##### Listed entries #####

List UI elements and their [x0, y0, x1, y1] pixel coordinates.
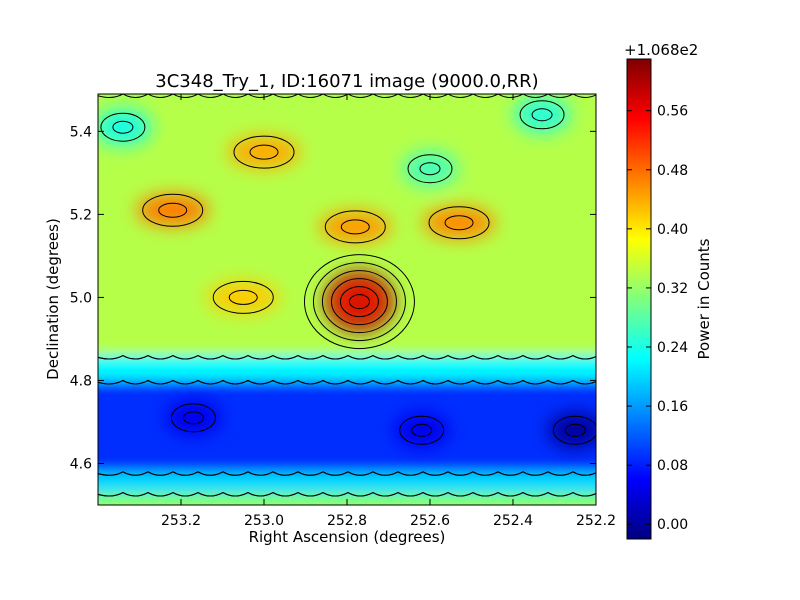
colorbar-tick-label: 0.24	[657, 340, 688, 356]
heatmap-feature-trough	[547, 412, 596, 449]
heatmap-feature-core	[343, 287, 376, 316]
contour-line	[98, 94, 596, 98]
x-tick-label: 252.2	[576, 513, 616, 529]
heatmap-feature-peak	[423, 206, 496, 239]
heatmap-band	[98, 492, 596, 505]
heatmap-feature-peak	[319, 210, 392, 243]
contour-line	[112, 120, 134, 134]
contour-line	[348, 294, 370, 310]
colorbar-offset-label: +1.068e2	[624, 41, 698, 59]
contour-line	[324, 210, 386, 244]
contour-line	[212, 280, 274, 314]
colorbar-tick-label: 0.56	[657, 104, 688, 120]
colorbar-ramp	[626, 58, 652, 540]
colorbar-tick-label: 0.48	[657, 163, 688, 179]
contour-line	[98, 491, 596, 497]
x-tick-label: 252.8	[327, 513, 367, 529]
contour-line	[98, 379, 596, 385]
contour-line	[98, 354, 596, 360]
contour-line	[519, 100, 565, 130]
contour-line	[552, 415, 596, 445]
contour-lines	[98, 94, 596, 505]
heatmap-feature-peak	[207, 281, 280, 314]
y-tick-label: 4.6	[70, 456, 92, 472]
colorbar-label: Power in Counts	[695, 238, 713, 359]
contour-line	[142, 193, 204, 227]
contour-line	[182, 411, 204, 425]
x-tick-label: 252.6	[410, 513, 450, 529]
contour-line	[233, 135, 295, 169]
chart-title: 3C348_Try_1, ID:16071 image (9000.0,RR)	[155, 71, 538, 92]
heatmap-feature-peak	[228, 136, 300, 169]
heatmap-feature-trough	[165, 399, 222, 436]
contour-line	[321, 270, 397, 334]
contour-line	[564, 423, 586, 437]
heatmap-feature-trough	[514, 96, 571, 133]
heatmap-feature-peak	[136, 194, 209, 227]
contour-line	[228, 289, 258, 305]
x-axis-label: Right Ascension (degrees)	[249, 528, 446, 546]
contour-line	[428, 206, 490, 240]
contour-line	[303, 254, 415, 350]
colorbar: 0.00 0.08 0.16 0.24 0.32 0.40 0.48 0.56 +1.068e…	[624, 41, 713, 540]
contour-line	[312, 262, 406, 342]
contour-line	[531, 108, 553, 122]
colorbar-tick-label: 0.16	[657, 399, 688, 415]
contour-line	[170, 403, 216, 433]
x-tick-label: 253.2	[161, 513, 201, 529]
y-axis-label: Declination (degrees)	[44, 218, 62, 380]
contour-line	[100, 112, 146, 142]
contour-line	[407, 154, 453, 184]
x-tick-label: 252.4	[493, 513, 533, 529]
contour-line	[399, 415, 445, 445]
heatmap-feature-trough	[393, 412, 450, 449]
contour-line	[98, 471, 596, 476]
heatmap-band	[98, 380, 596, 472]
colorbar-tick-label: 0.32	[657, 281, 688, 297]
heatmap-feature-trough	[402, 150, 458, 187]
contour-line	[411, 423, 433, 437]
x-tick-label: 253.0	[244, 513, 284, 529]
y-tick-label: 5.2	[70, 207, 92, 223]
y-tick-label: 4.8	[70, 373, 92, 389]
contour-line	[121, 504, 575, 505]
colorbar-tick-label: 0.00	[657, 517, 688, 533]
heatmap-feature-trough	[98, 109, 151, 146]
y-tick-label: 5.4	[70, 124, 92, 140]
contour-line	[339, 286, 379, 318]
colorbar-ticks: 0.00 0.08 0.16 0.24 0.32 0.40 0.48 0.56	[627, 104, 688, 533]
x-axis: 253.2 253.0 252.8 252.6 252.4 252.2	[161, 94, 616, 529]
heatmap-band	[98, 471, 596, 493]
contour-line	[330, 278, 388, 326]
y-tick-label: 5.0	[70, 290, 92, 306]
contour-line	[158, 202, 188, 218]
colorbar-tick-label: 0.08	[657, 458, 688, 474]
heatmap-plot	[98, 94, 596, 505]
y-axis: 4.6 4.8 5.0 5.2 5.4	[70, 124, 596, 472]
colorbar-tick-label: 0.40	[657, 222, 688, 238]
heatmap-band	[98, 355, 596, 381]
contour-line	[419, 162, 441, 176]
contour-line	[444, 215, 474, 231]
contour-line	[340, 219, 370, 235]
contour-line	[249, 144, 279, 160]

#####
##### Listed entries #####

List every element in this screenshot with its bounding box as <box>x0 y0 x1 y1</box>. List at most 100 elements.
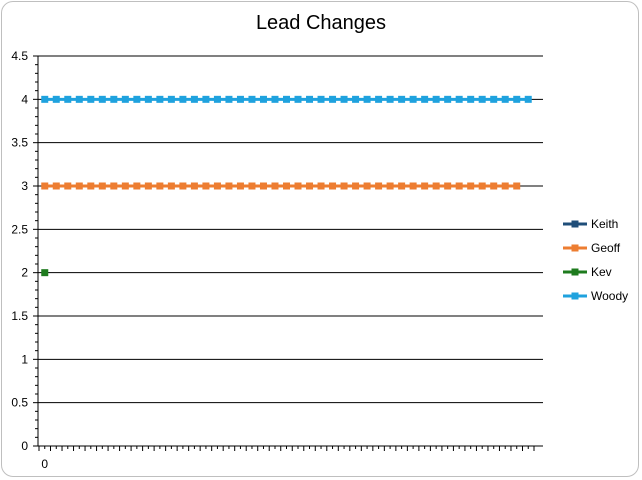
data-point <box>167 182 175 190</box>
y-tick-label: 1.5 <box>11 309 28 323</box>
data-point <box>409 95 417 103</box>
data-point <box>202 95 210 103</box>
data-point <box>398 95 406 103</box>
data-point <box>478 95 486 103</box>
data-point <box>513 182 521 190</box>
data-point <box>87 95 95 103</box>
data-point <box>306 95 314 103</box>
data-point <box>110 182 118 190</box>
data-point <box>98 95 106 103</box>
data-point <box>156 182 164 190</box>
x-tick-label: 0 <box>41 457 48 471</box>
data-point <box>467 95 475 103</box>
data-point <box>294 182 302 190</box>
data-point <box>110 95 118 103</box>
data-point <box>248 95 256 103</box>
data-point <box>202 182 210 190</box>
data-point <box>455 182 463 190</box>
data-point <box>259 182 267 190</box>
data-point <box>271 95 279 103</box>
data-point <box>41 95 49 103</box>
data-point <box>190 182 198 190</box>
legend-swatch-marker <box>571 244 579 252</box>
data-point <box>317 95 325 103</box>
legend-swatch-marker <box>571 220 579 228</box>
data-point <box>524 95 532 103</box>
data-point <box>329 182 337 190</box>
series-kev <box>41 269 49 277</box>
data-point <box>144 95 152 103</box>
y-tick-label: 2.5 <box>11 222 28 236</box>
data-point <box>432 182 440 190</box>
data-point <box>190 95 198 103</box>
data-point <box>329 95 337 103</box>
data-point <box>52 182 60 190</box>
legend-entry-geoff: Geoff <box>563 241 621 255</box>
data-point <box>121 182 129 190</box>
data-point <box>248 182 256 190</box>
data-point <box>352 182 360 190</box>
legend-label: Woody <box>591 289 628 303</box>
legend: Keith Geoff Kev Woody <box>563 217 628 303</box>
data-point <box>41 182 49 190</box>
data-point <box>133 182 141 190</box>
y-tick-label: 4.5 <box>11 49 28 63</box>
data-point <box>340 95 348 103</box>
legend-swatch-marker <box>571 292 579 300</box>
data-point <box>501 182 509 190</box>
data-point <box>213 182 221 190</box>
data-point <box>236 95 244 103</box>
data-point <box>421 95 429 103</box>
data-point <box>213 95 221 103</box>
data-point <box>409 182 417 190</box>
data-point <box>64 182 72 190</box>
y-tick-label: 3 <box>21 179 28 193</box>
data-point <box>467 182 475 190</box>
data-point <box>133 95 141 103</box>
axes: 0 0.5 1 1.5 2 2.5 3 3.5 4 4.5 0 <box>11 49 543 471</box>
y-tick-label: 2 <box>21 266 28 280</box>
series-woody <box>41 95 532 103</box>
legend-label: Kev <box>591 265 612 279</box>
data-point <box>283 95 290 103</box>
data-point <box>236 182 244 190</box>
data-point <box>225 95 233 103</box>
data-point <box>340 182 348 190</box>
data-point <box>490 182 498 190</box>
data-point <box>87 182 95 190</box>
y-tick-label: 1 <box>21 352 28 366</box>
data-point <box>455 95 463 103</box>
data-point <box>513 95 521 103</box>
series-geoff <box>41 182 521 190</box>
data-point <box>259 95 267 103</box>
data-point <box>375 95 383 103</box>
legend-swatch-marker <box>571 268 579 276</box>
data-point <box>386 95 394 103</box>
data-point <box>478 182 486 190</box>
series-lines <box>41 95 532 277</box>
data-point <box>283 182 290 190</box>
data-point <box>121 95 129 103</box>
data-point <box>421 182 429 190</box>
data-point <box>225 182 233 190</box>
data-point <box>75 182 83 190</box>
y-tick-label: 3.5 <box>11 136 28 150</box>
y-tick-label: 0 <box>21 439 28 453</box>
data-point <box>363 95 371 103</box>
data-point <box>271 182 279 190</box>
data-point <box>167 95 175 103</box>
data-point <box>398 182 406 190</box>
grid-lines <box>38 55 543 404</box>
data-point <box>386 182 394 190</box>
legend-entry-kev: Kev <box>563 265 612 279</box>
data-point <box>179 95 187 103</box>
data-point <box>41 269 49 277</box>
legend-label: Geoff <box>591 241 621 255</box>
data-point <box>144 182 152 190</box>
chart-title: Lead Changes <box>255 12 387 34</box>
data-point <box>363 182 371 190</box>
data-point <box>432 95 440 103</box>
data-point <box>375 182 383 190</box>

#####

Exercise task: Substitute "heatmap-feature-maximum" for "heatmap-feature-peak" throughout the stretch of the data above from the line containing "340, 688, 356]" through the line containing "294, 370, 310]". Return only those lines, with everything else left unchanged.

Exercise output:
colorbar-tick-label: 0.24	[657, 340, 688, 356]
heatmap-feature-trough	[547, 412, 596, 449]
heatmap-feature-core	[343, 287, 376, 316]
contour-line	[98, 94, 596, 98]
x-tick-label: 252.2	[576, 513, 616, 529]
heatmap-feature-maximum	[423, 206, 496, 239]
heatmap-band	[98, 492, 596, 505]
heatmap-feature-maximum	[319, 210, 392, 243]
contour-line	[112, 120, 134, 134]
contour-line	[348, 294, 370, 310]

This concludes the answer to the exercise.